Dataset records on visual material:
● ● ● ● ●

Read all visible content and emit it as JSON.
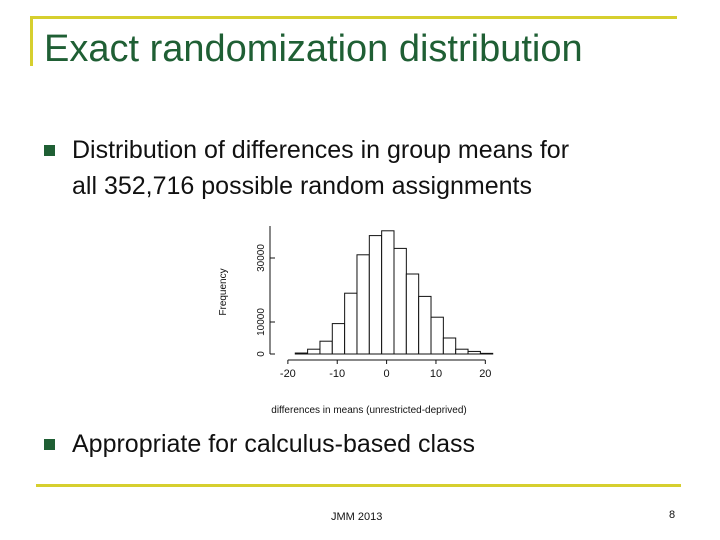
{
  "slide": {
    "title": "Exact randomization distribution",
    "bullets": [
      {
        "line1": "Distribution of differences in group means for",
        "line2": "all 352,716 possible random assignments"
      },
      {
        "line1": "Appropriate for calculus-based class"
      }
    ],
    "footer": "JMM 2013",
    "page_number": "8",
    "colors": {
      "title": "#1f5f34",
      "accent_rule": "#d6cf2e",
      "bullet": "#1f5f34"
    }
  },
  "chart_data": {
    "type": "bar",
    "title": "",
    "xlabel": "differences in means (unrestricted-deprived)",
    "ylabel": "Frequency",
    "x_ticks": [
      -20,
      -10,
      0,
      10,
      20
    ],
    "x_tick_labels": [
      "-20",
      "-10",
      "0",
      "10",
      "20"
    ],
    "y_ticks": [
      0,
      10000,
      30000
    ],
    "y_tick_labels": [
      "0",
      "10000",
      "30000"
    ],
    "xlim": [
      -22,
      25
    ],
    "ylim": [
      0,
      40000
    ],
    "bin_width": 2.5,
    "bin_edges_start": -18.5,
    "values": [
      300,
      1500,
      4000,
      9500,
      19000,
      31000,
      37000,
      38500,
      33000,
      25000,
      18000,
      11500,
      5000,
      1500,
      800,
      200
    ],
    "grid": false,
    "legend": "none"
  }
}
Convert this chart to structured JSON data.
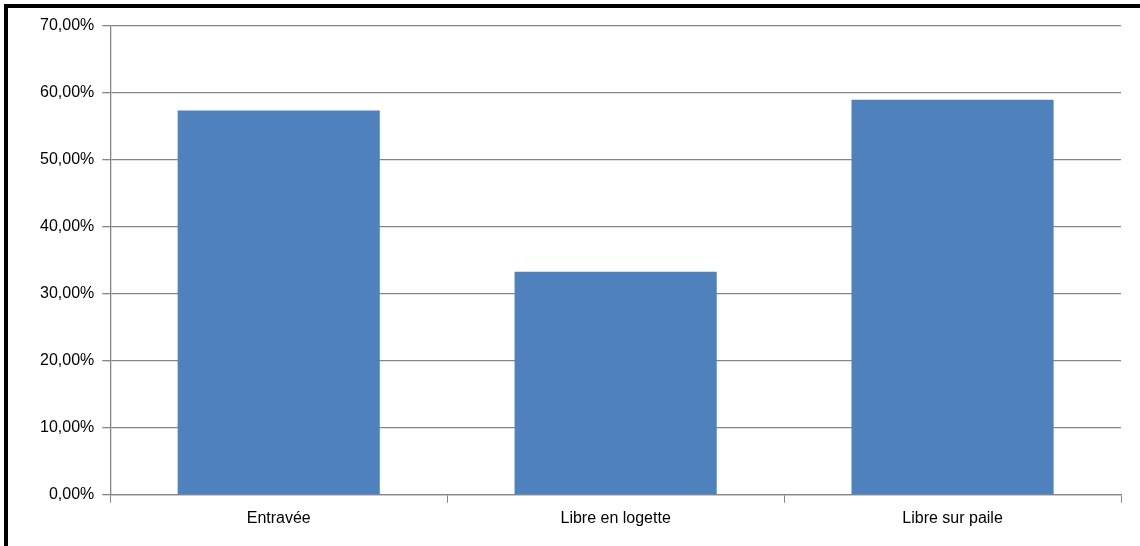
{
  "chart_data": {
    "type": "bar",
    "categories": [
      "Entravée",
      "Libre en logette",
      "Libre sur paile"
    ],
    "values": [
      57.4,
      33.3,
      59.0
    ],
    "color": "#4f81bd",
    "ylim": [
      0,
      70
    ],
    "yticks": [
      {
        "value": 0,
        "label": "0,00%"
      },
      {
        "value": 10,
        "label": "10,00%"
      },
      {
        "value": 20,
        "label": "20,00%"
      },
      {
        "value": 30,
        "label": "30,00%"
      },
      {
        "value": 40,
        "label": "40,00%"
      },
      {
        "value": 50,
        "label": "50,00%"
      },
      {
        "value": 60,
        "label": "60,00%"
      },
      {
        "value": 70,
        "label": "70,00%"
      }
    ],
    "grid": "y",
    "legend": false
  }
}
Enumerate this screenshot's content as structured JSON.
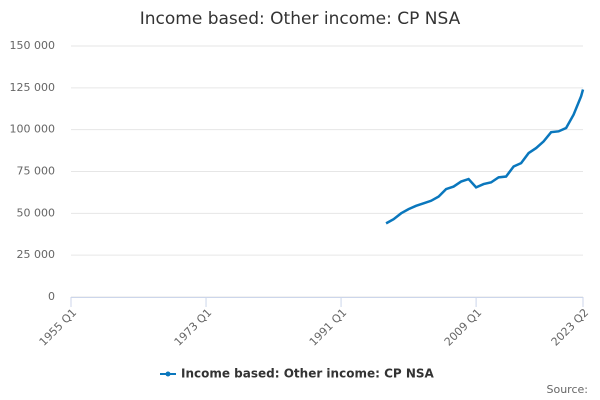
{
  "chart_data": {
    "type": "line",
    "title": "Income based: Other income: CP NSA",
    "source": "Source:",
    "x": [
      1997,
      1998,
      1999,
      2000,
      2001,
      2002,
      2003,
      2004,
      2005,
      2006,
      2007,
      2008,
      2009,
      2010,
      2011,
      2012,
      2013,
      2014,
      2015,
      2016,
      2017,
      2018,
      2019,
      2020,
      2021,
      2022,
      2023,
      2023.25
    ],
    "series": [
      {
        "name": "Income based: Other income: CP NSA",
        "color": "#0a77bd",
        "values": [
          44000,
          46500,
          50000,
          52500,
          54500,
          56000,
          57500,
          60000,
          64500,
          66000,
          69000,
          70500,
          65500,
          67500,
          68500,
          71500,
          72000,
          78000,
          80000,
          86000,
          89000,
          93000,
          98500,
          99000,
          101000,
          109000,
          120000,
          124000
        ]
      }
    ],
    "xlim": [
      1955,
      2023.25
    ],
    "xticks": [
      {
        "value": 1955,
        "label": "1955 Q1"
      },
      {
        "value": 1973,
        "label": "1973 Q1"
      },
      {
        "value": 1991,
        "label": "1991 Q1"
      },
      {
        "value": 2009,
        "label": "2009 Q1"
      },
      {
        "value": 2023.25,
        "label": "2023 Q2"
      }
    ],
    "ylim": [
      0,
      150000
    ],
    "yticks": [
      0,
      {
        "value": 25000,
        "label": "25 000"
      },
      {
        "value": 50000,
        "label": "50 000"
      },
      {
        "value": 75000,
        "label": "75 000"
      },
      {
        "value": 100000,
        "label": "100 000"
      },
      {
        "value": 125000,
        "label": "125 000"
      },
      {
        "value": 150000,
        "label": "150 000"
      }
    ],
    "grid": true
  }
}
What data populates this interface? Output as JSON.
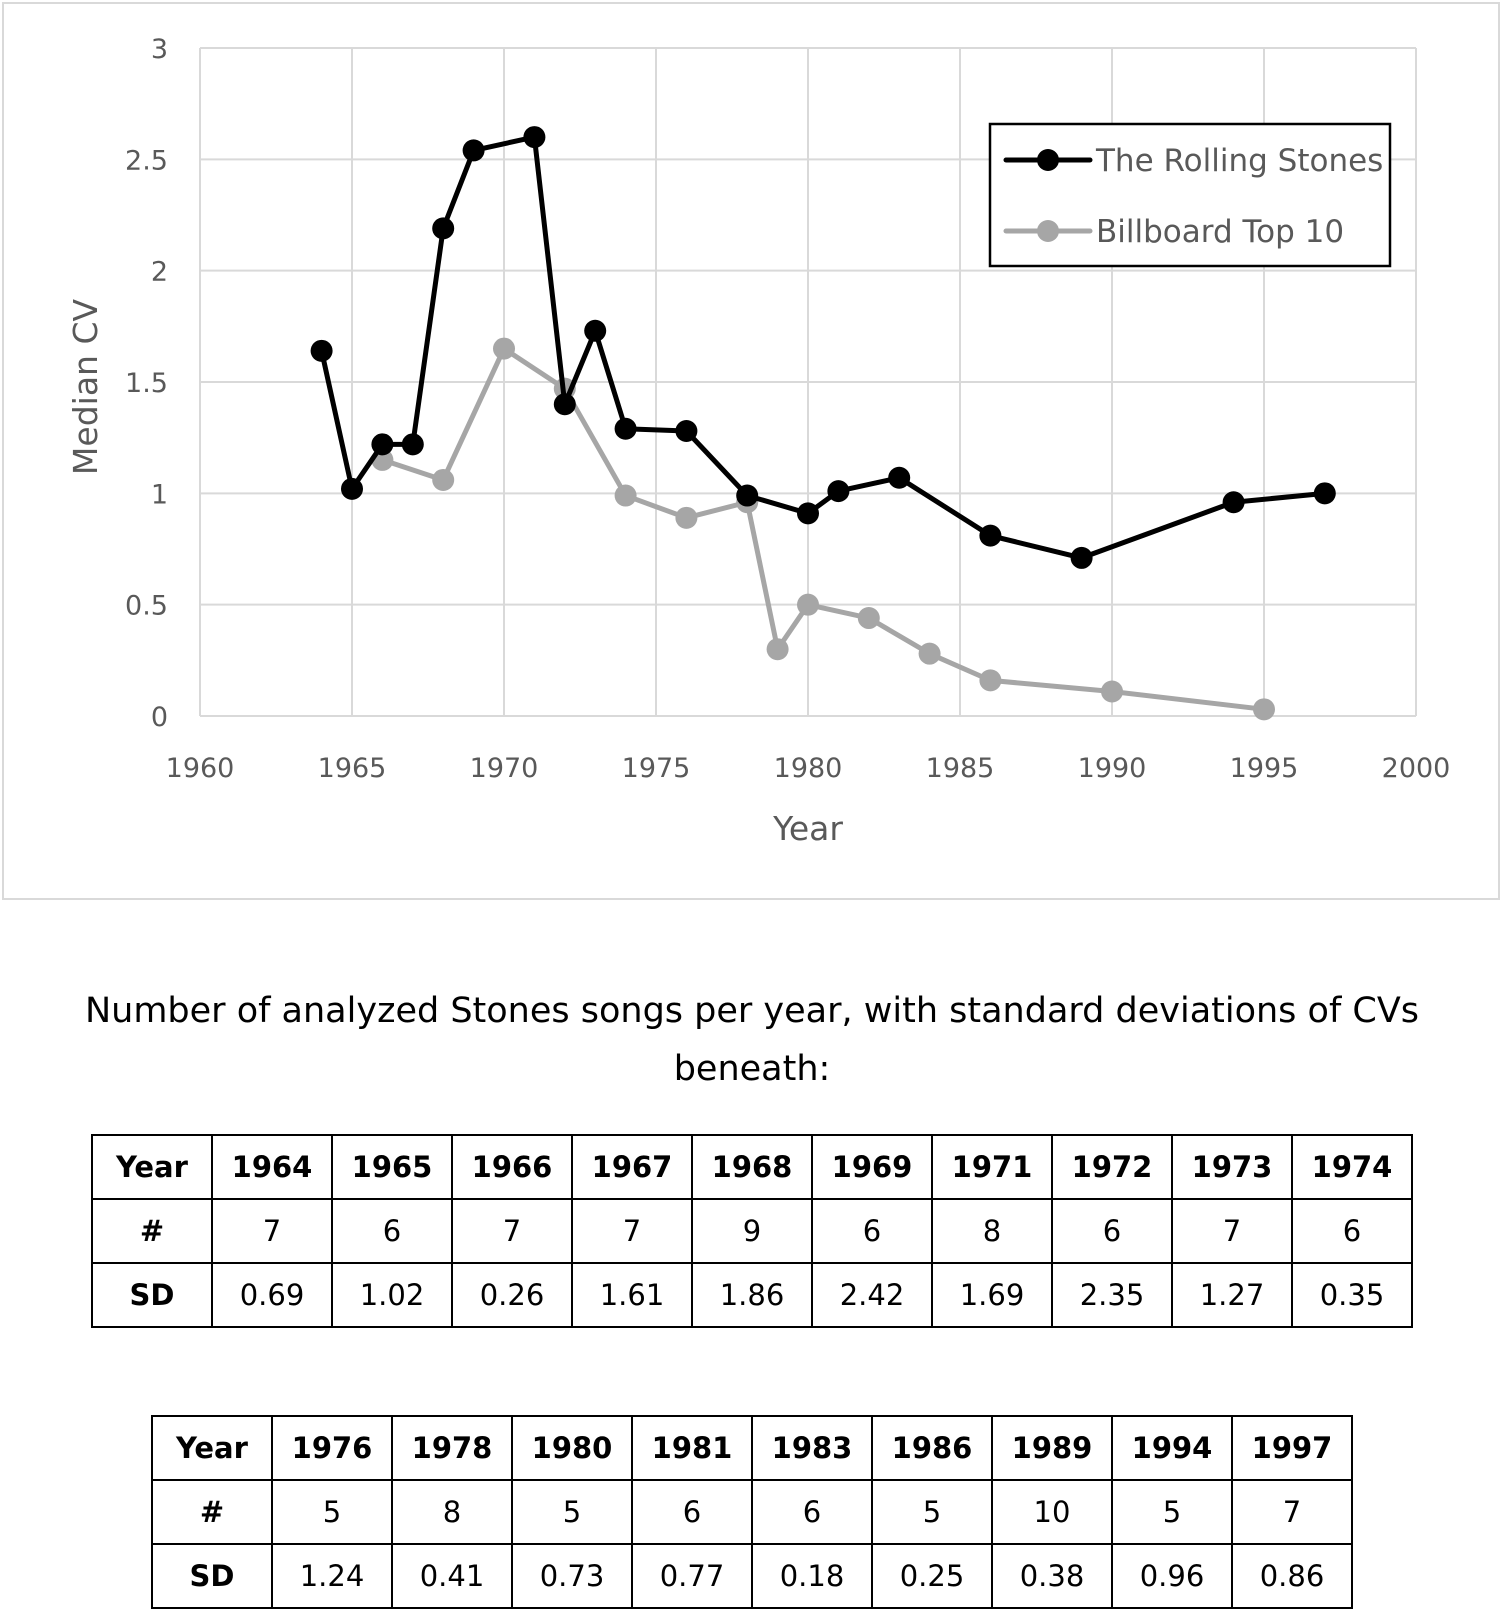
{
  "chart_data": {
    "type": "line",
    "title": "",
    "xlabel": "Year",
    "ylabel": "Median CV",
    "xlim": [
      1960,
      2000
    ],
    "ylim": [
      0,
      3
    ],
    "x_ticks": [
      "1960",
      "1965",
      "1970",
      "1975",
      "1980",
      "1985",
      "1990",
      "1995",
      "2000"
    ],
    "y_ticks": [
      "0",
      "0.5",
      "1",
      "1.5",
      "2",
      "2.5",
      "3"
    ],
    "grid": true,
    "legend_position": "top-right",
    "series": [
      {
        "name": "The Rolling Stones",
        "color": "#000000",
        "points": [
          [
            1964,
            1.64
          ],
          [
            1965,
            1.02
          ],
          [
            1966,
            1.22
          ],
          [
            1967,
            1.22
          ],
          [
            1968,
            2.19
          ],
          [
            1969,
            2.54
          ],
          [
            1971,
            2.6
          ],
          [
            1972,
            1.4
          ],
          [
            1973,
            1.73
          ],
          [
            1974,
            1.29
          ],
          [
            1976,
            1.28
          ],
          [
            1978,
            0.99
          ],
          [
            1980,
            0.91
          ],
          [
            1981,
            1.01
          ],
          [
            1983,
            1.07
          ],
          [
            1986,
            0.81
          ],
          [
            1989,
            0.71
          ],
          [
            1994,
            0.96
          ],
          [
            1997,
            1.0
          ]
        ]
      },
      {
        "name": "Billboard Top 10",
        "color": "#a6a6a6",
        "points": [
          [
            1966,
            1.15
          ],
          [
            1968,
            1.06
          ],
          [
            1970,
            1.65
          ],
          [
            1972,
            1.47
          ],
          [
            1974,
            0.99
          ],
          [
            1976,
            0.89
          ],
          [
            1978,
            0.96
          ],
          [
            1979,
            0.3
          ],
          [
            1980,
            0.5
          ],
          [
            1982,
            0.44
          ],
          [
            1984,
            0.28
          ],
          [
            1986,
            0.16
          ],
          [
            1990,
            0.11
          ],
          [
            1995,
            0.03
          ]
        ]
      }
    ]
  },
  "caption": {
    "line1": "Number of analyzed Stones songs per year, with standard deviations of CVs",
    "line2": "beneath:"
  },
  "tables": [
    {
      "rows": [
        [
          "Year",
          "1964",
          "1965",
          "1966",
          "1967",
          "1968",
          "1969",
          "1971",
          "1972",
          "1973",
          "1974"
        ],
        [
          "#",
          "7",
          "6",
          "7",
          "7",
          "9",
          "6",
          "8",
          "6",
          "7",
          "6"
        ],
        [
          "SD",
          "0.69",
          "1.02",
          "0.26",
          "1.61",
          "1.86",
          "2.42",
          "1.69",
          "2.35",
          "1.27",
          "0.35"
        ]
      ]
    },
    {
      "rows": [
        [
          "Year",
          "1976",
          "1978",
          "1980",
          "1981",
          "1983",
          "1986",
          "1989",
          "1994",
          "1997"
        ],
        [
          "#",
          "5",
          "8",
          "5",
          "6",
          "6",
          "5",
          "10",
          "5",
          "7"
        ],
        [
          "SD",
          "1.24",
          "0.41",
          "0.73",
          "0.77",
          "0.18",
          "0.25",
          "0.38",
          "0.96",
          "0.86"
        ]
      ]
    }
  ]
}
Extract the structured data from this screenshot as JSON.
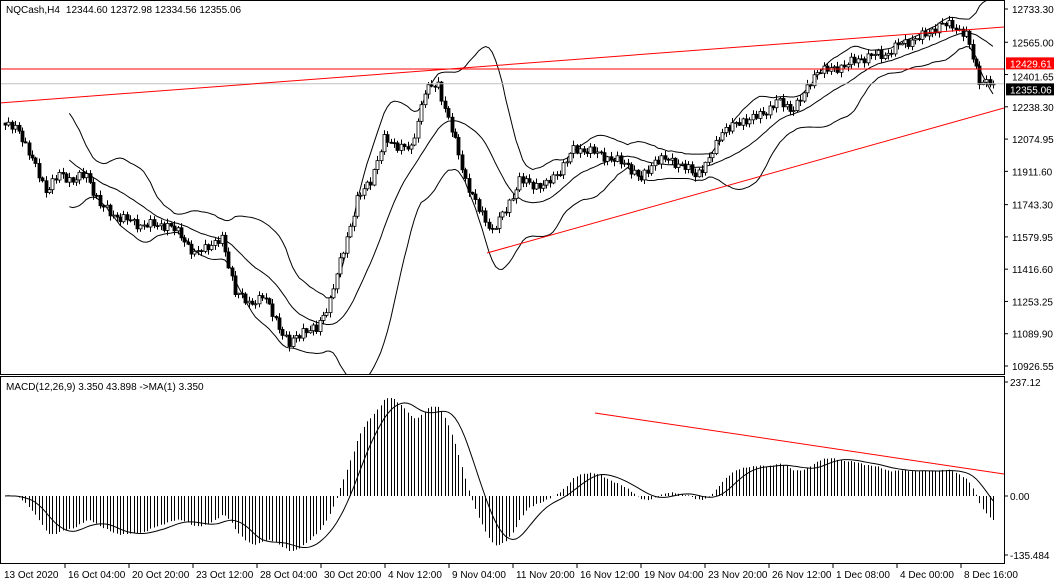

● ● ● ● ●

WHAT THE TASK ASKS: All of the material above needs to be restated exactly, with no pictures.

WORKED ANSWER:
Read all visible content and emit it as JSON.
{
  "slide": {
    "title": "Exact randomization distribution",
    "bullets": [
      {
        "line1": "Distribution of differences in group means for",
        "line2": "all 352,716 possible random assignments"
      },
      {
        "line1": "Appropriate for calculus-based class"
      }
    ],
    "footer": "JMM 2013",
    "page_number": "8",
    "colors": {
      "title": "#1f5f34",
      "accent_rule": "#d6cf2e",
      "bullet": "#1f5f34"
    }
  },
  "chart_data": {
    "type": "bar",
    "title": "",
    "xlabel": "differences in means (unrestricted-deprived)",
    "ylabel": "Frequency",
    "x_ticks": [
      -20,
      -10,
      0,
      10,
      20
    ],
    "x_tick_labels": [
      "-20",
      "-10",
      "0",
      "10",
      "20"
    ],
    "y_ticks": [
      0,
      10000,
      30000
    ],
    "y_tick_labels": [
      "0",
      "10000",
      "30000"
    ],
    "xlim": [
      -22,
      25
    ],
    "ylim": [
      0,
      40000
    ],
    "bin_width": 2.5,
    "bin_edges_start": -18.5,
    "values": [
      300,
      1500,
      4000,
      9500,
      19000,
      31000,
      37000,
      38500,
      33000,
      25000,
      18000,
      11500,
      5000,
      1500,
      800,
      200
    ],
    "grid": false,
    "legend": "none"
  }
}
Convert this chart to structured JSON data.
{
  "chart_data": {
    "type": "bar",
    "categories": [
      "Entravée",
      "Libre en logette",
      "Libre sur paile"
    ],
    "values": [
      57.4,
      33.3,
      59.0
    ],
    "color": "#4f81bd",
    "ylim": [
      0,
      70
    ],
    "yticks": [
      {
        "value": 0,
        "label": "0,00%"
      },
      {
        "value": 10,
        "label": "10,00%"
      },
      {
        "value": 20,
        "label": "20,00%"
      },
      {
        "value": 30,
        "label": "30,00%"
      },
      {
        "value": 40,
        "label": "40,00%"
      },
      {
        "value": 50,
        "label": "50,00%"
      },
      {
        "value": 60,
        "label": "60,00%"
      },
      {
        "value": 70,
        "label": "70,00%"
      }
    ],
    "grid": "y",
    "legend": false
  }
}
Enumerate this screenshot's content as structured JSON.
{
  "chart_data": {
    "type": "line",
    "title": "Income based: Other income: CP NSA",
    "source": "Source:",
    "x": [
      1997,
      1998,
      1999,
      2000,
      2001,
      2002,
      2003,
      2004,
      2005,
      2006,
      2007,
      2008,
      2009,
      2010,
      2011,
      2012,
      2013,
      2014,
      2015,
      2016,
      2017,
      2018,
      2019,
      2020,
      2021,
      2022,
      2023,
      2023.25
    ],
    "series": [
      {
        "name": "Income based: Other income: CP NSA",
        "color": "#0a77bd",
        "values": [
          44000,
          46500,
          50000,
          52500,
          54500,
          56000,
          57500,
          60000,
          64500,
          66000,
          69000,
          70500,
          65500,
          67500,
          68500,
          71500,
          72000,
          78000,
          80000,
          86000,
          89000,
          93000,
          98500,
          99000,
          101000,
          109000,
          120000,
          124000
        ]
      }
    ],
    "xlim": [
      1955,
      2023.25
    ],
    "xticks": [
      {
        "value": 1955,
        "label": "1955 Q1"
      },
      {
        "value": 1973,
        "label": "1973 Q1"
      },
      {
        "value": 1991,
        "label": "1991 Q1"
      },
      {
        "value": 2009,
        "label": "2009 Q1"
      },
      {
        "value": 2023.25,
        "label": "2023 Q2"
      }
    ],
    "ylim": [
      0,
      150000
    ],
    "yticks": [
      0,
      {
        "value": 25000,
        "label": "25 000"
      },
      {
        "value": 50000,
        "label": "50 000"
      },
      {
        "value": 75000,
        "label": "75 000"
      },
      {
        "value": 100000,
        "label": "100 000"
      },
      {
        "value": 125000,
        "label": "125 000"
      },
      {
        "value": 150000,
        "label": "150 000"
      }
    ],
    "grid": true
  }
}
What data populates this interface? Output as JSON.
{
  "chart_data": {
    "type": "line",
    "title": "",
    "xlabel": "Year",
    "ylabel": "Median CV",
    "xlim": [
      1960,
      2000
    ],
    "ylim": [
      0,
      3
    ],
    "x_ticks": [
      "1960",
      "1965",
      "1970",
      "1975",
      "1980",
      "1985",
      "1990",
      "1995",
      "2000"
    ],
    "y_ticks": [
      "0",
      "0.5",
      "1",
      "1.5",
      "2",
      "2.5",
      "3"
    ],
    "grid": true,
    "legend_position": "top-right",
    "series": [
      {
        "name": "The Rolling Stones",
        "color": "#000000",
        "points": [
          [
            1964,
            1.64
          ],
          [
            1965,
            1.02
          ],
          [
            1966,
            1.22
          ],
          [
            1967,
            1.22
          ],
          [
            1968,
            2.19
          ],
          [
            1969,
            2.54
          ],
          [
            1971,
            2.6
          ],
          [
            1972,
            1.4
          ],
          [
            1973,
            1.73
          ],
          [
            1974,
            1.29
          ],
          [
            1976,
            1.28
          ],
          [
            1978,
            0.99
          ],
          [
            1980,
            0.91
          ],
          [
            1981,
            1.01
          ],
          [
            1983,
            1.07
          ],
          [
            1986,
            0.81
          ],
          [
            1989,
            0.71
          ],
          [
            1994,
            0.96
          ],
          [
            1997,
            1.0
          ]
        ]
      },
      {
        "name": "Billboard Top 10",
        "color": "#a6a6a6",
        "points": [
          [
            1966,
            1.15
          ],
          [
            1968,
            1.06
          ],
          [
            1970,
            1.65
          ],
          [
            1972,
            1.47
          ],
          [
            1974,
            0.99
          ],
          [
            1976,
            0.89
          ],
          [
            1978,
            0.96
          ],
          [
            1979,
            0.3
          ],
          [
            1980,
            0.5
          ],
          [
            1982,
            0.44
          ],
          [
            1984,
            0.28
          ],
          [
            1986,
            0.16
          ],
          [
            1990,
            0.11
          ],
          [
            1995,
            0.03
          ]
        ]
      }
    ]
  },
  "caption": {
    "line1": "Number of analyzed Stones songs per year, with standard deviations of CVs",
    "line2": "beneath:"
  },
  "tables": [
    {
      "rows": [
        [
          "Year",
          "1964",
          "1965",
          "1966",
          "1967",
          "1968",
          "1969",
          "1971",
          "1972",
          "1973",
          "1974"
        ],
        [
          "#",
          "7",
          "6",
          "7",
          "7",
          "9",
          "6",
          "8",
          "6",
          "7",
          "6"
        ],
        [
          "SD",
          "0.69",
          "1.02",
          "0.26",
          "1.61",
          "1.86",
          "2.42",
          "1.69",
          "2.35",
          "1.27",
          "0.35"
        ]
      ]
    },
    {
      "rows": [
        [
          "Year",
          "1976",
          "1978",
          "1980",
          "1981",
          "1983",
          "1986",
          "1989",
          "1994",
          "1997"
        ],
        [
          "#",
          "5",
          "8",
          "5",
          "6",
          "6",
          "5",
          "10",
          "5",
          "7"
        ],
        [
          "SD",
          "1.24",
          "0.41",
          "0.73",
          "0.77",
          "0.18",
          "0.25",
          "0.38",
          "0.96",
          "0.86"
        ]
      ]
    }
  ]
}
Extract the structured data from this screenshot as JSON.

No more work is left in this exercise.